# Consignes
**A.** Répondez à ces questions d'après l'article sur l'autoproclamation de Juan Guaido :
(i) Quelle fonction Juan Guaido occupe-t-il au moment de s'autoproclamer ?
(ii) Quel âge a-t-il ?
(iii) Quels pays, outre les États-Unis, l'ont reconnu comme président en exercice ?
**B.** Reprenez l'article sur l'autoproclamation de Juan Guaido et poursuivez-le à partir de sa dernière phrase.

# Texte
------

Juan Guaido, le président du Parlement vénézuélien contrôlé par l’opposition, s’est autoproclamé mercredi «président» par intérim devant des dizaines de milliers de partisans réunis à Caracas pour protester contre le président Nicolas Maduro.
«Je jure d’assumer formellement les compétences de l’exécutif national comme président en exercice du Venezuela pour parvenir […] à un gouvernement de transition et obtenir des élections libres», a lancé Juan Guaido depuis une tribune.
Le président américain Donald Trump a immédiatement annoncé qu’il reconnaissait le jeune opposant de 35 ans comme président par intérim du pays. «Aujourd’hui, je reconnais officiellement le président de l’Assemblée nationale vénézuélienne, Juan Guaido, comme président par intérim du Venezuela», a-t-il indiqué dans un communiqué.
Le Canada a lui aussi reconnu Guaido comme «président en exercice», de même que le Pérou, le Brésil et la Colombie. Plus tôt ce mois-ci, le Canada avait rejeté la légitimité du nouveau mandat présidentiel de Nicolas Maduro, l’appelant à céder immédiatement le pouvoir à l’Assemblée nationale démocratiquement élue jusqu’à la tenue de nouvelles élections. Le Canada a déclaré que les souffrances des Vénézuéliens ne feraient qu’empirer si Nicolas Maduro continuait de s’accrocher au pouvoir.

------

# Données sources

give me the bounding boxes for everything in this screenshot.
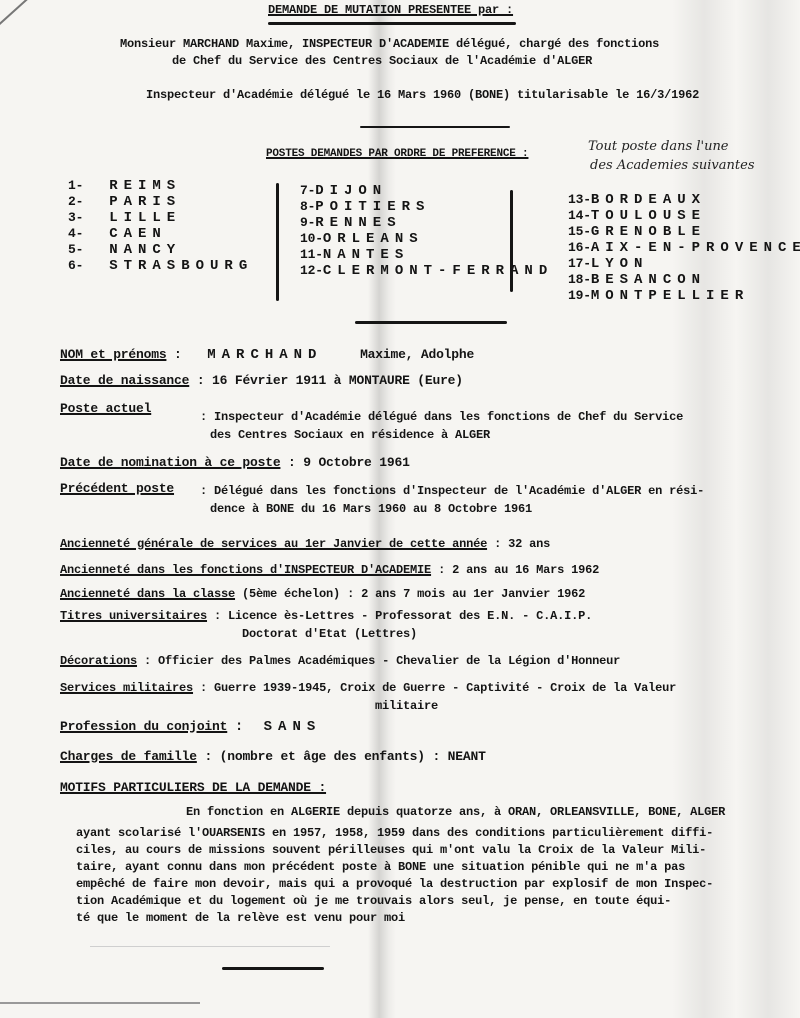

------

# Réponses
**A.**
(i) Il est président du Parlement vénézuélien, contrôlé par l'opposition.
(ii) Il a 35 ans.
(iii) Le Canada, le Pérou, le Brésil et la Colombie.

**B.**
Le secrétaire général de l’Organisation des États américains (OEA), Luis Almagro, a également félicité M. Guaido. «Il a toute notre reconnaissance pour impulser le retour de la démocratie dans ce pays», a-t-il tweeté.
Juan Guaido, député de 35 ans, est devenu en quelques jours le visage de l’opposition vénézuélienne et a réussi à remobiliser les adversaires du président, divisés et affaiblis ces derniers temps.
De son côté, Nicolas Maduro a annoncé que son pays rompait ses relations diplomatiques avec les États-Unis, après la reconnaissance par Donald Trump du chef de l’opposition Juan Guaido comme président par interim. «J’ai décidé de rompre les relations diplomatiques et politiques avec le gouvernement impérialiste des États-Unis. Dehors ! Qu’ils s’en aillent du Venezuela, ici il y a de la dignité, voyons !», a déclaré Nicolas Maduro, qui a donné 72 heures aux représentants diplomatiques nord-américains pour quitter le pays.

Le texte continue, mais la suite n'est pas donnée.